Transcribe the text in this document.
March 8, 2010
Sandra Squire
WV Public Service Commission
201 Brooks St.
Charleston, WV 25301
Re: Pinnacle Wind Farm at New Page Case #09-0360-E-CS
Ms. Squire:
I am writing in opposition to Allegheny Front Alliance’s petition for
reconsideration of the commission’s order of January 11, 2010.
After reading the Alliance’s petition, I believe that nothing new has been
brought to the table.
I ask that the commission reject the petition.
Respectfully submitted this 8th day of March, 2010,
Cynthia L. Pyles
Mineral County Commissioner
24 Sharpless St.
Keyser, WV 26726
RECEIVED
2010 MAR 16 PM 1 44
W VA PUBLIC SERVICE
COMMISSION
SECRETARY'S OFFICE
────────────────
WRITTEN REQUEST - Please repeat the listing above in full and exactly.

REPLY -
Transcribe the text in this document.
March 8, 2010
Sandra Squire
WV Public Service Commission
201 Brooks St.
Charleston, WV 25301
Re: Pinnacle Wind Farm at New Page Case #09-0360-E-CS
Ms. Squire:
I am writing in opposition to Allegheny Front Alliance’s petition for
reconsideration of the commission’s order of January 11, 2010.
After reading the Alliance’s petition, I believe that nothing new has been
brought to the table.
I ask that the commission reject the petition.
Respectfully submitted this 8th day of March, 2010,
Cynthia L. Pyles
Mineral County Commissioner
24 Sharpless St.
Keyser, WV 26726
RECEIVED
2010 MAR 16 PM 1 44
W VA PUBLIC SERVICE
COMMISSION
SECRETARY'S OFFICE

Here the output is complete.